## Task
Make an exact copy of all the entries, but do not reproduce the pictures.

################

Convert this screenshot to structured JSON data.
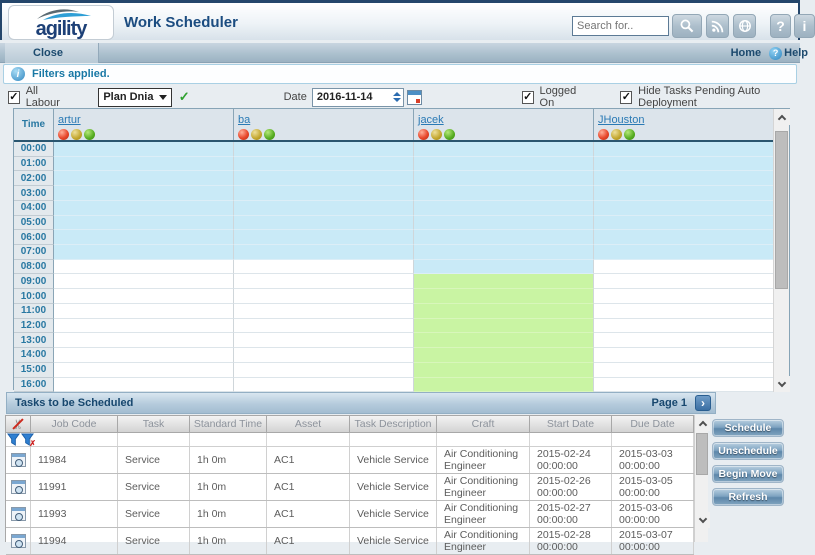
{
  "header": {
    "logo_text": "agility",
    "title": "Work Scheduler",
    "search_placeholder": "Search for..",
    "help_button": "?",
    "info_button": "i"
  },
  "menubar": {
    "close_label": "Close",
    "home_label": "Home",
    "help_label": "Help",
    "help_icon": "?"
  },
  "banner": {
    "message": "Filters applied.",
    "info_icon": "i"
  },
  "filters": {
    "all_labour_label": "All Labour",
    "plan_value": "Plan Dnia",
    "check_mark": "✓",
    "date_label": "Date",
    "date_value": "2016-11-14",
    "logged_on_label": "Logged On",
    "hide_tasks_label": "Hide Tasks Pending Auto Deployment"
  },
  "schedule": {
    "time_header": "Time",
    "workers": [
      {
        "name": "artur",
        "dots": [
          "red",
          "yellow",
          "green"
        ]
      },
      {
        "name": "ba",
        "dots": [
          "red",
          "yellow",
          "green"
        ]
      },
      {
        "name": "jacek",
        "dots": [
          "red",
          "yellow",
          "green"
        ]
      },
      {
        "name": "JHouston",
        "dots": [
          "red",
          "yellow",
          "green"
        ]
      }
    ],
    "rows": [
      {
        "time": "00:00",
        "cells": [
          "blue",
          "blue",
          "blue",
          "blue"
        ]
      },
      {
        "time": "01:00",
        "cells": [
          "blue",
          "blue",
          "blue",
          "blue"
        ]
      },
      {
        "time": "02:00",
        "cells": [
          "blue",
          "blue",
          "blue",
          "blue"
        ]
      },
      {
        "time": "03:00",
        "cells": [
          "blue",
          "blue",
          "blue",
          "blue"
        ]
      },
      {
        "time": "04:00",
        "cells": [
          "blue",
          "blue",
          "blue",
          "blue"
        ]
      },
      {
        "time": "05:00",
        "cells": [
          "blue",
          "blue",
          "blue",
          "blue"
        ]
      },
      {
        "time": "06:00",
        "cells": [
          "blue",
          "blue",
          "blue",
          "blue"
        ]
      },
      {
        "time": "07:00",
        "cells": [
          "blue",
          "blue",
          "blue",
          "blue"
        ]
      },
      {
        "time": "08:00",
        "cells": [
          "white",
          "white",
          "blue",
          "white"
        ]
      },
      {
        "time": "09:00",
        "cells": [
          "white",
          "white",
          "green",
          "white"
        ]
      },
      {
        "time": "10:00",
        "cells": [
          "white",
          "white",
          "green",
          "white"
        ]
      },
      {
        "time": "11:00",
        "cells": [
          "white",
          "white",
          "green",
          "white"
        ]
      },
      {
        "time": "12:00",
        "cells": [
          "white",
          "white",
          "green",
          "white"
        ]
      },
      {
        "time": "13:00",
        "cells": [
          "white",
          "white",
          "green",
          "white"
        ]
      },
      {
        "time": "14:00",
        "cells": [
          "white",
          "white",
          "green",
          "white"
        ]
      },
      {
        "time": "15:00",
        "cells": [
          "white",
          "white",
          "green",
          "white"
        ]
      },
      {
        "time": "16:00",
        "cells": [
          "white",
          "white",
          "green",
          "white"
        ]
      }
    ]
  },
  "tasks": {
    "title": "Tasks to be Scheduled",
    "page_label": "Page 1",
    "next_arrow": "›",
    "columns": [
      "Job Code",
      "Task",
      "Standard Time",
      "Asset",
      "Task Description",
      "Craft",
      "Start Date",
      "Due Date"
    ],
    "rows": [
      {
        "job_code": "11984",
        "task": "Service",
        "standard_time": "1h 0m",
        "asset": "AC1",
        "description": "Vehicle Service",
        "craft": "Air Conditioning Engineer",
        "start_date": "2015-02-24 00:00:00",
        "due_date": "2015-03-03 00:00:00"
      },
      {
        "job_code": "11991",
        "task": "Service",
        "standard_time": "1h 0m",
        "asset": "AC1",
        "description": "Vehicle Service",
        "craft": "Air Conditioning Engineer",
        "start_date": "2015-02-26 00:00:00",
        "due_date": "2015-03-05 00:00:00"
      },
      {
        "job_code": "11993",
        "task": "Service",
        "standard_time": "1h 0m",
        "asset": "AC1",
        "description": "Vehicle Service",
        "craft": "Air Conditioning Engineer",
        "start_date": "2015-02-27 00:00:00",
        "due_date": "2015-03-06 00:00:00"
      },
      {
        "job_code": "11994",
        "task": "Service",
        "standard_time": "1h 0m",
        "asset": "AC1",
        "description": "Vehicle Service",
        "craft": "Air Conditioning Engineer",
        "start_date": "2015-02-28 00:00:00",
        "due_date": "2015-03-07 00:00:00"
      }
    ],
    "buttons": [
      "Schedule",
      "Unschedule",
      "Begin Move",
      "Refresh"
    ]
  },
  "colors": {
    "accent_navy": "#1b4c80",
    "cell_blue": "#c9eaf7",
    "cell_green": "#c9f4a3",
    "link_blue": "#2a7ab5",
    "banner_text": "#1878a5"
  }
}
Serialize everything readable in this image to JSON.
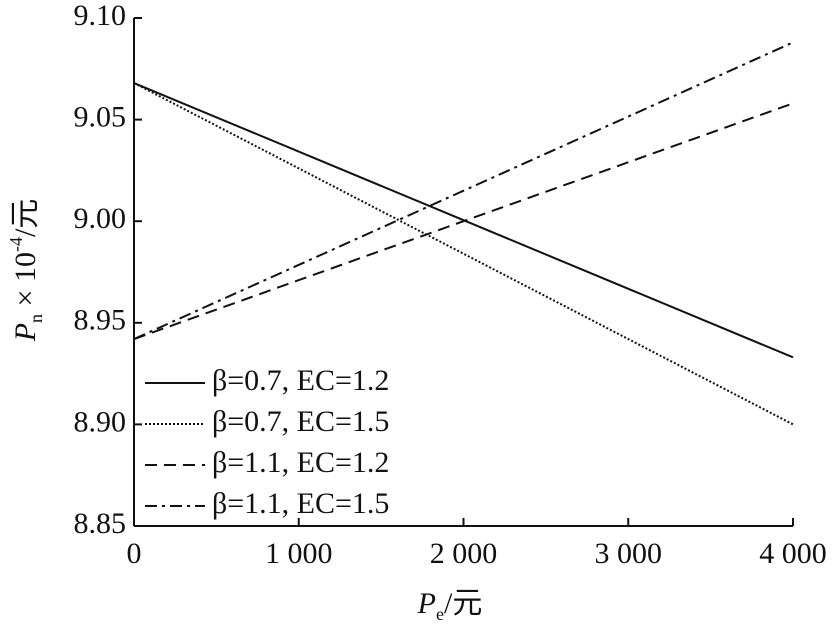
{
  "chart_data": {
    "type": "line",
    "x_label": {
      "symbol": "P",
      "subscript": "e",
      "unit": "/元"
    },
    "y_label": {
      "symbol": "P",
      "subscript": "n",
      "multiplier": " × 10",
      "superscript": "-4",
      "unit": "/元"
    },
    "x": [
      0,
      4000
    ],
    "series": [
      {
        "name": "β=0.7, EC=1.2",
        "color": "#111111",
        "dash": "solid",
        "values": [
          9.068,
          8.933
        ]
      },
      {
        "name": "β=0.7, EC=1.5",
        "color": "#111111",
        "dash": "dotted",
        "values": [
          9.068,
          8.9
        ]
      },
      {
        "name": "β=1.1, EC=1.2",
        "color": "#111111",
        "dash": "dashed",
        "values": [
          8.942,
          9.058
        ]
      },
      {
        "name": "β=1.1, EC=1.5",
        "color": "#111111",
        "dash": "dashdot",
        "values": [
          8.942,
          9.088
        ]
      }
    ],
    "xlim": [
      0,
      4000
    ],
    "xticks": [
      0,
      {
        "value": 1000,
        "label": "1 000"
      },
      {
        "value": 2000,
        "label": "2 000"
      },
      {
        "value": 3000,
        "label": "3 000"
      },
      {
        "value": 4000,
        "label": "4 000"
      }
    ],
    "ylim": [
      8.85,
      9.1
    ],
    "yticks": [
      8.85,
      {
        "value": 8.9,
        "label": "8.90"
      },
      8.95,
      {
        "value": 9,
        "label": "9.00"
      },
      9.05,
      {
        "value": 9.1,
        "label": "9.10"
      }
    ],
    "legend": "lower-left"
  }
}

################

## Result of the task
Convert this screenshot to structured JSON data.
{
  "header": {
    "logo_text": "agility",
    "title": "Work Scheduler",
    "search_placeholder": "Search for..",
    "help_button": "?",
    "info_button": "i"
  },
  "menubar": {
    "close_label": "Close",
    "home_label": "Home",
    "help_label": "Help",
    "help_icon": "?"
  },
  "banner": {
    "message": "Filters applied.",
    "info_icon": "i"
  },
  "filters": {
    "all_labour_label": "All Labour",
    "plan_value": "Plan Dnia",
    "check_mark": "✓",
    "date_label": "Date",
    "date_value": "2016-11-14",
    "logged_on_label": "Logged On",
    "hide_tasks_label": "Hide Tasks Pending Auto Deployment"
  },
  "schedule": {
    "time_header": "Time",
    "workers": [
      {
        "name": "artur",
        "dots": [
          "red",
          "yellow",
          "green"
        ]
      },
      {
        "name": "ba",
        "dots": [
          "red",
          "yellow",
          "green"
        ]
      },
      {
        "name": "jacek",
        "dots": [
          "red",
          "yellow",
          "green"
        ]
      },
      {
        "name": "JHouston",
        "dots": [
          "red",
          "yellow",
          "green"
        ]
      }
    ],
    "rows": [
      {
        "time": "00:00",
        "cells": [
          "blue",
          "blue",
          "blue",
          "blue"
        ]
      },
      {
        "time": "01:00",
        "cells": [
          "blue",
          "blue",
          "blue",
          "blue"
        ]
      },
      {
        "time": "02:00",
        "cells": [
          "blue",
          "blue",
          "blue",
          "blue"
        ]
      },
      {
        "time": "03:00",
        "cells": [
          "blue",
          "blue",
          "blue",
          "blue"
        ]
      },
      {
        "time": "04:00",
        "cells": [
          "blue",
          "blue",
          "blue",
          "blue"
        ]
      },
      {
        "time": "05:00",
        "cells": [
          "blue",
          "blue",
          "blue",
          "blue"
        ]
      },
      {
        "time": "06:00",
        "cells": [
          "blue",
          "blue",
          "blue",
          "blue"
        ]
      },
      {
        "time": "07:00",
        "cells": [
          "blue",
          "blue",
          "blue",
          "blue"
        ]
      },
      {
        "time": "08:00",
        "cells": [
          "white",
          "white",
          "blue",
          "white"
        ]
      },
      {
        "time": "09:00",
        "cells": [
          "white",
          "white",
          "green",
          "white"
        ]
      },
      {
        "time": "10:00",
        "cells": [
          "white",
          "white",
          "green",
          "white"
        ]
      },
      {
        "time": "11:00",
        "cells": [
          "white",
          "white",
          "green",
          "white"
        ]
      },
      {
        "time": "12:00",
        "cells": [
          "white",
          "white",
          "green",
          "white"
        ]
      },
      {
        "time": "13:00",
        "cells": [
          "white",
          "white",
          "green",
          "white"
        ]
      },
      {
        "time": "14:00",
        "cells": [
          "white",
          "white",
          "green",
          "white"
        ]
      },
      {
        "time": "15:00",
        "cells": [
          "white",
          "white",
          "green",
          "white"
        ]
      },
      {
        "time": "16:00",
        "cells": [
          "white",
          "white",
          "green",
          "white"
        ]
      }
    ]
  },
  "tasks": {
    "title": "Tasks to be Scheduled",
    "page_label": "Page 1",
    "next_arrow": "›",
    "columns": [
      "Job Code",
      "Task",
      "Standard Time",
      "Asset",
      "Task Description",
      "Craft",
      "Start Date",
      "Due Date"
    ],
    "rows": [
      {
        "job_code": "11984",
        "task": "Service",
        "standard_time": "1h 0m",
        "asset": "AC1",
        "description": "Vehicle Service",
        "craft": "Air Conditioning Engineer",
        "start_date": "2015-02-24 00:00:00",
        "due_date": "2015-03-03 00:00:00"
      },
      {
        "job_code": "11991",
        "task": "Service",
        "standard_time": "1h 0m",
        "asset": "AC1",
        "description": "Vehicle Service",
        "craft": "Air Conditioning Engineer",
        "start_date": "2015-02-26 00:00:00",
        "due_date": "2015-03-05 00:00:00"
      },
      {
        "job_code": "11993",
        "task": "Service",
        "standard_time": "1h 0m",
        "asset": "AC1",
        "description": "Vehicle Service",
        "craft": "Air Conditioning Engineer",
        "start_date": "2015-02-27 00:00:00",
        "due_date": "2015-03-06 00:00:00"
      },
      {
        "job_code": "11994",
        "task": "Service",
        "standard_time": "1h 0m",
        "asset": "AC1",
        "description": "Vehicle Service",
        "craft": "Air Conditioning Engineer",
        "start_date": "2015-02-28 00:00:00",
        "due_date": "2015-03-07 00:00:00"
      }
    ],
    "buttons": [
      "Schedule",
      "Unschedule",
      "Begin Move",
      "Refresh"
    ]
  },
  "colors": {
    "accent_navy": "#1b4c80",
    "cell_blue": "#c9eaf7",
    "cell_green": "#c9f4a3",
    "link_blue": "#2a7ab5",
    "banner_text": "#1878a5"
  }
}
Serialize everything readable in this image to JSON.
{
  "chart_data": {
    "type": "line",
    "x_label": {
      "symbol": "P",
      "subscript": "e",
      "unit": "/元"
    },
    "y_label": {
      "symbol": "P",
      "subscript": "n",
      "multiplier": " × 10",
      "superscript": "-4",
      "unit": "/元"
    },
    "x": [
      0,
      4000
    ],
    "series": [
      {
        "name": "β=0.7, EC=1.2",
        "color": "#111111",
        "dash": "solid",
        "values": [
          9.068,
          8.933
        ]
      },
      {
        "name": "β=0.7, EC=1.5",
        "color": "#111111",
        "dash": "dotted",
        "values": [
          9.068,
          8.9
        ]
      },
      {
        "name": "β=1.1, EC=1.2",
        "color": "#111111",
        "dash": "dashed",
        "values": [
          8.942,
          9.058
        ]
      },
      {
        "name": "β=1.1, EC=1.5",
        "color": "#111111",
        "dash": "dashdot",
        "values": [
          8.942,
          9.088
        ]
      }
    ],
    "xlim": [
      0,
      4000
    ],
    "xticks": [
      0,
      {
        "value": 1000,
        "label": "1 000"
      },
      {
        "value": 2000,
        "label": "2 000"
      },
      {
        "value": 3000,
        "label": "3 000"
      },
      {
        "value": 4000,
        "label": "4 000"
      }
    ],
    "ylim": [
      8.85,
      9.1
    ],
    "yticks": [
      8.85,
      {
        "value": 8.9,
        "label": "8.90"
      },
      8.95,
      {
        "value": 9,
        "label": "9.00"
      },
      9.05,
      {
        "value": 9.1,
        "label": "9.10"
      }
    ],
    "legend": "lower-left"
  }
}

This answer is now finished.